### Description of the task
Your answer must consist of one number: how many lines in the records contain "Diagnosis".

══ Data extracts

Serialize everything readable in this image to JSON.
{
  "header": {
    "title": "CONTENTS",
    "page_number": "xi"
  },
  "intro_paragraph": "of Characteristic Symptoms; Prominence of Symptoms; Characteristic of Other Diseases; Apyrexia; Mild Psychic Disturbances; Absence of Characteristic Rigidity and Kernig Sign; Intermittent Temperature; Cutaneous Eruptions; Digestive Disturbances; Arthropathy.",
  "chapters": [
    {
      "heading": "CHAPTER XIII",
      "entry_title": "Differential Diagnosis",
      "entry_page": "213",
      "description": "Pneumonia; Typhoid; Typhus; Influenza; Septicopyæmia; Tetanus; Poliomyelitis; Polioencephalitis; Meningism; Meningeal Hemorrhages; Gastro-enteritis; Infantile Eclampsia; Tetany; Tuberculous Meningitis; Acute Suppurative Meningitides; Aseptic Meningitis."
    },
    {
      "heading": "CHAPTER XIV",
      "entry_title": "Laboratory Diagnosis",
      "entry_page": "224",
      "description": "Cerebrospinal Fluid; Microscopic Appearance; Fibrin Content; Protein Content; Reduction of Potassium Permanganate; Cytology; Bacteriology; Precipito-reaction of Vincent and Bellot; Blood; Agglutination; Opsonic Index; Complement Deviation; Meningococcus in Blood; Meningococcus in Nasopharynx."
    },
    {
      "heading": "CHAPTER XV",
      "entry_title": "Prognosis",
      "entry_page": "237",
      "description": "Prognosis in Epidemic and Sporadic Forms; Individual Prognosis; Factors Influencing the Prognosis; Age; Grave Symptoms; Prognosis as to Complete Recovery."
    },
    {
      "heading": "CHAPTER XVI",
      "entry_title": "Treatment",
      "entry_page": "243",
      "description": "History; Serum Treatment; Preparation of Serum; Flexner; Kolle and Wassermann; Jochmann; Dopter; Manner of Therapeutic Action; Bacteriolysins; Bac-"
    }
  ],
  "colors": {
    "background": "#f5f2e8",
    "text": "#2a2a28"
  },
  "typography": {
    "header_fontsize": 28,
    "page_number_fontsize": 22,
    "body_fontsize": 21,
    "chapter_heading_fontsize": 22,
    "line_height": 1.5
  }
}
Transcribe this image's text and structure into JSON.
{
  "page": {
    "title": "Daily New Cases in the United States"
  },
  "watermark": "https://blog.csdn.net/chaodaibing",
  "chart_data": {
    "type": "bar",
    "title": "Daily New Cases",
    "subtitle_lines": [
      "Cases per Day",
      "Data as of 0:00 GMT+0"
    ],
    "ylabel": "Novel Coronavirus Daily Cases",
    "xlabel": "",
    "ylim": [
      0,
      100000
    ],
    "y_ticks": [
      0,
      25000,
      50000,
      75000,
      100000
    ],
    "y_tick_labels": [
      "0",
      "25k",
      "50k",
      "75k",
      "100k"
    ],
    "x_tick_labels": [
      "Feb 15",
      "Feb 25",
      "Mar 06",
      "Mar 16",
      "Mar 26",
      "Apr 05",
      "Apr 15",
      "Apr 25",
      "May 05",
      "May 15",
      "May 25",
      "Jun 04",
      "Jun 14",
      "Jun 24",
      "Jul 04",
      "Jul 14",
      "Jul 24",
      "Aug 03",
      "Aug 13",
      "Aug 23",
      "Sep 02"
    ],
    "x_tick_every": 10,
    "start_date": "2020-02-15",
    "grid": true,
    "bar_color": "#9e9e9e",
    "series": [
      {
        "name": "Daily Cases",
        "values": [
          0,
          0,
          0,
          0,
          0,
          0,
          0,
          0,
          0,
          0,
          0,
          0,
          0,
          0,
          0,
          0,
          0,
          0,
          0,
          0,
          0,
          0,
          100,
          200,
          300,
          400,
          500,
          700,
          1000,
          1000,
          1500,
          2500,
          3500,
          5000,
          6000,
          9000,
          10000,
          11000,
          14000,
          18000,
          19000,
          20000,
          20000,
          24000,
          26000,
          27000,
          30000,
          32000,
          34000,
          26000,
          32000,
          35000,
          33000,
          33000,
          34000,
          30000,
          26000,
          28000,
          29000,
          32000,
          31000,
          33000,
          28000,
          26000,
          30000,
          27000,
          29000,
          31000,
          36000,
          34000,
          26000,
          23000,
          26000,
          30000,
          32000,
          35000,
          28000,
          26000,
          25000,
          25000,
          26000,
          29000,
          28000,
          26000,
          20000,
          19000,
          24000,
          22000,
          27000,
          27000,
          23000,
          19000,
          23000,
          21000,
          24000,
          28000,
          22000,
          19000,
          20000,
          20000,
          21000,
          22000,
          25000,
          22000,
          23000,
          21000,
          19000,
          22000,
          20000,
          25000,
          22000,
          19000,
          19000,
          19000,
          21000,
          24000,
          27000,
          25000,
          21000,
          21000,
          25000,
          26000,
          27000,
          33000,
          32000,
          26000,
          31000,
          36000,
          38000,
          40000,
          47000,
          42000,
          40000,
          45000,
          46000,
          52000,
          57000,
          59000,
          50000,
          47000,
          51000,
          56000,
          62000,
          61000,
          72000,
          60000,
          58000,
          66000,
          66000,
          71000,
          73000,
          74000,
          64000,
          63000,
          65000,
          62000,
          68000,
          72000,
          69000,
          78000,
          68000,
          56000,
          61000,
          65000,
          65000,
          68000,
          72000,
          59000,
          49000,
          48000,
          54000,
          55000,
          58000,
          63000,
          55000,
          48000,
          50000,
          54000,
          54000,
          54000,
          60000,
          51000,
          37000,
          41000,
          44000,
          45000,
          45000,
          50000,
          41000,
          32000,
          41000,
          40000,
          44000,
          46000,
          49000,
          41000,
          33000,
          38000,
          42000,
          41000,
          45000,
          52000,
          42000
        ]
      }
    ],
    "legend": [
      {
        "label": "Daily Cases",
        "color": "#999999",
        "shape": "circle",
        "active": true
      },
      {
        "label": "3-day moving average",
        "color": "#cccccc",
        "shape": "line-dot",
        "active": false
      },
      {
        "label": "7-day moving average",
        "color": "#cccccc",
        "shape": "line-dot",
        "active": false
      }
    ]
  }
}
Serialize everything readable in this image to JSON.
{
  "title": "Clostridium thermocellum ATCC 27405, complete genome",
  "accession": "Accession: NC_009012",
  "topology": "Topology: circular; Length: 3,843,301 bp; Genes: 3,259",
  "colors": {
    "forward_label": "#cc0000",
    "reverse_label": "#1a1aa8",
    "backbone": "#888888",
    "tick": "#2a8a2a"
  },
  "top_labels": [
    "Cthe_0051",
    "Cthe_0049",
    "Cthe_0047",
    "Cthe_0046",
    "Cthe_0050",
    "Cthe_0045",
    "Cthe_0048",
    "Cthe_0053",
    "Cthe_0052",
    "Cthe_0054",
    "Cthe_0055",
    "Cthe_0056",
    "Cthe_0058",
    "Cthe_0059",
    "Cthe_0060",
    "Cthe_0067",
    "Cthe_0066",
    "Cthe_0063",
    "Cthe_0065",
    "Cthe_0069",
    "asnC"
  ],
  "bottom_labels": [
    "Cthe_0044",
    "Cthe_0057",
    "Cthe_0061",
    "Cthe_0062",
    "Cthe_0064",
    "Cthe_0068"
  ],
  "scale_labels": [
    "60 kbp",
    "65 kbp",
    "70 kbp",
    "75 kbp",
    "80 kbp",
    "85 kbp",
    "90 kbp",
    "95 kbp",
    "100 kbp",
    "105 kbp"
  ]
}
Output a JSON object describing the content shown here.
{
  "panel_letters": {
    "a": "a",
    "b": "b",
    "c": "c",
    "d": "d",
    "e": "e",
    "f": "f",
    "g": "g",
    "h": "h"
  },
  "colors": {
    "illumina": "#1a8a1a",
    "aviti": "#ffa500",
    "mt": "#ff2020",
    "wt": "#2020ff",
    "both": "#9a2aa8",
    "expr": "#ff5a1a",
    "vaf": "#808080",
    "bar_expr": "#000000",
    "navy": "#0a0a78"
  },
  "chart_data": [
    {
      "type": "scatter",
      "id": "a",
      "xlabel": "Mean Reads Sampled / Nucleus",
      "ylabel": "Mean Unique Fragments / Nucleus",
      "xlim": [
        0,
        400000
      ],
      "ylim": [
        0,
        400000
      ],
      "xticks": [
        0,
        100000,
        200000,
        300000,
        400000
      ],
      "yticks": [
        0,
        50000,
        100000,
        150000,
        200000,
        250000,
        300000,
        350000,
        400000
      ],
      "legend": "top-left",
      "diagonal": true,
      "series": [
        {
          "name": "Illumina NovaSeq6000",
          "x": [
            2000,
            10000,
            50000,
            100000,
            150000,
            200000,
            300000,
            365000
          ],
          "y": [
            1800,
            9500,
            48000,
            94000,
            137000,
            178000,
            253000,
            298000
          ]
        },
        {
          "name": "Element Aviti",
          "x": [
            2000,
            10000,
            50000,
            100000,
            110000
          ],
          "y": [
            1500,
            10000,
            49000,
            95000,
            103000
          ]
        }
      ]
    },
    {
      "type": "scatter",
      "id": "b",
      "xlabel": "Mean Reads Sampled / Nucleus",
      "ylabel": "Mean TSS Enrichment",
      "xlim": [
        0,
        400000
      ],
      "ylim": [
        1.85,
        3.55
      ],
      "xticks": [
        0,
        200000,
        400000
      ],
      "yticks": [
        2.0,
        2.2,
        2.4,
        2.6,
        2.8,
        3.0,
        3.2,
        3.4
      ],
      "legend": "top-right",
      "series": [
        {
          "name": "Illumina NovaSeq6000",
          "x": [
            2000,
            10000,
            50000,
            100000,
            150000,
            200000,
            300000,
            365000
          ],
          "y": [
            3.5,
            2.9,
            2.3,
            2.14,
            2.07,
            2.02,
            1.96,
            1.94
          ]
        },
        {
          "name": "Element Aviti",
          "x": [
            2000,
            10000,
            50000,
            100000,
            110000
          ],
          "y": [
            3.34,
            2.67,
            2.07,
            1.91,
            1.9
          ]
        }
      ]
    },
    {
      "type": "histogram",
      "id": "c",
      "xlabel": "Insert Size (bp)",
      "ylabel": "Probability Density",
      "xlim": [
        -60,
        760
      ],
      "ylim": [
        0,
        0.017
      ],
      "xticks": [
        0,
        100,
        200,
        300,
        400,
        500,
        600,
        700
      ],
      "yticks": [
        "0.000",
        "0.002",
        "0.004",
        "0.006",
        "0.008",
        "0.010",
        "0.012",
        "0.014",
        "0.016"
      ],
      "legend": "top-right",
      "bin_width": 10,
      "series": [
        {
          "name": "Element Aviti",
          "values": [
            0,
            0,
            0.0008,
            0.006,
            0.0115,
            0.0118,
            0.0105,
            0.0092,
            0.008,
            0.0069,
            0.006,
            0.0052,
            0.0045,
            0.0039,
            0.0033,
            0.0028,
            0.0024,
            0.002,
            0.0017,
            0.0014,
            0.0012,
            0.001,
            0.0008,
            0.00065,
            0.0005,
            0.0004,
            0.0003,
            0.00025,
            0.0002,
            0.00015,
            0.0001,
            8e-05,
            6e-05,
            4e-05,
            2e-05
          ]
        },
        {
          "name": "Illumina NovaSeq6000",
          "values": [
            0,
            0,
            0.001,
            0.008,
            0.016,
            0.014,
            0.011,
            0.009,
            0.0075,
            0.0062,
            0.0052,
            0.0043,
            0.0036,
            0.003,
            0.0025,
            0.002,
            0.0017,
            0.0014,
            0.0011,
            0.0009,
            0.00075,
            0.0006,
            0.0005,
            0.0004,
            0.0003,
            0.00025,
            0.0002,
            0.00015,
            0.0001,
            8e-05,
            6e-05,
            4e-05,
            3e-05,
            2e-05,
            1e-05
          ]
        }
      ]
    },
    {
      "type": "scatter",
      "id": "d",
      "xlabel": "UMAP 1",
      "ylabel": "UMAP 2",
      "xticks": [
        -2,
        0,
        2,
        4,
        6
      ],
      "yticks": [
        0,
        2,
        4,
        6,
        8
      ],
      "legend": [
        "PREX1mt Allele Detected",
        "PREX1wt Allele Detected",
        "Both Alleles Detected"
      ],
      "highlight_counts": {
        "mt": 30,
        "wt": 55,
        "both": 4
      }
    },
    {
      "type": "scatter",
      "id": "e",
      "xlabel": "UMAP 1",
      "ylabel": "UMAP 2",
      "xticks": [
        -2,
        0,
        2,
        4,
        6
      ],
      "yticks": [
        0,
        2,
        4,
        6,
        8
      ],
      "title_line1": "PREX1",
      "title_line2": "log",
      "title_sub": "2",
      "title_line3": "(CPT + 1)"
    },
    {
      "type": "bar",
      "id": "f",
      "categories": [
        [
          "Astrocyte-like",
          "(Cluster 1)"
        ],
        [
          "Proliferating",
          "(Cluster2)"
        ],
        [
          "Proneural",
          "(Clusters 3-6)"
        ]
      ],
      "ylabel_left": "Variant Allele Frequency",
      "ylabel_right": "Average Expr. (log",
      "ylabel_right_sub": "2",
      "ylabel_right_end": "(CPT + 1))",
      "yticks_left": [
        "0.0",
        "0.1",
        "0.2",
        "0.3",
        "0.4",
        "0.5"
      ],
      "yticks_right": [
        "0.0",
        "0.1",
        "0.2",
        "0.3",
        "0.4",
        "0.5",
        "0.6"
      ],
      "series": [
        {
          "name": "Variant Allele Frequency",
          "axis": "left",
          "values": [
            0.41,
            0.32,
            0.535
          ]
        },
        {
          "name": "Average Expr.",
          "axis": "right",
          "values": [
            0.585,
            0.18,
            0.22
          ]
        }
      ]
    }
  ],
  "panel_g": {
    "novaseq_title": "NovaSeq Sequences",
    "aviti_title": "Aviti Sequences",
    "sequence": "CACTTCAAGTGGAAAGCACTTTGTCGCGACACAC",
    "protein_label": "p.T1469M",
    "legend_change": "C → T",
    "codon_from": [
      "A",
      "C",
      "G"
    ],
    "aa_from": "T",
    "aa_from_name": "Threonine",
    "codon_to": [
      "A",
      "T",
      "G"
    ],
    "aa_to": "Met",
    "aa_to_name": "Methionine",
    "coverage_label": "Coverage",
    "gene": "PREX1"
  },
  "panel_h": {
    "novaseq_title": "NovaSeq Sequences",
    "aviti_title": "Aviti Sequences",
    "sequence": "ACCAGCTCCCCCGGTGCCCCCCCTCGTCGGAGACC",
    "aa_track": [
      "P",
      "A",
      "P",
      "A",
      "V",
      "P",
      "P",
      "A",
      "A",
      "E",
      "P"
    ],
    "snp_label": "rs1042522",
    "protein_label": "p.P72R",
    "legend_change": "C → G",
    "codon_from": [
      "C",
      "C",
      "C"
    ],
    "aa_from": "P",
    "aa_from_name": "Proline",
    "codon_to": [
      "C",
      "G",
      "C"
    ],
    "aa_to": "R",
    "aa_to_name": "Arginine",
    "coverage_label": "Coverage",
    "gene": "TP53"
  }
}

════

### Exercise result
2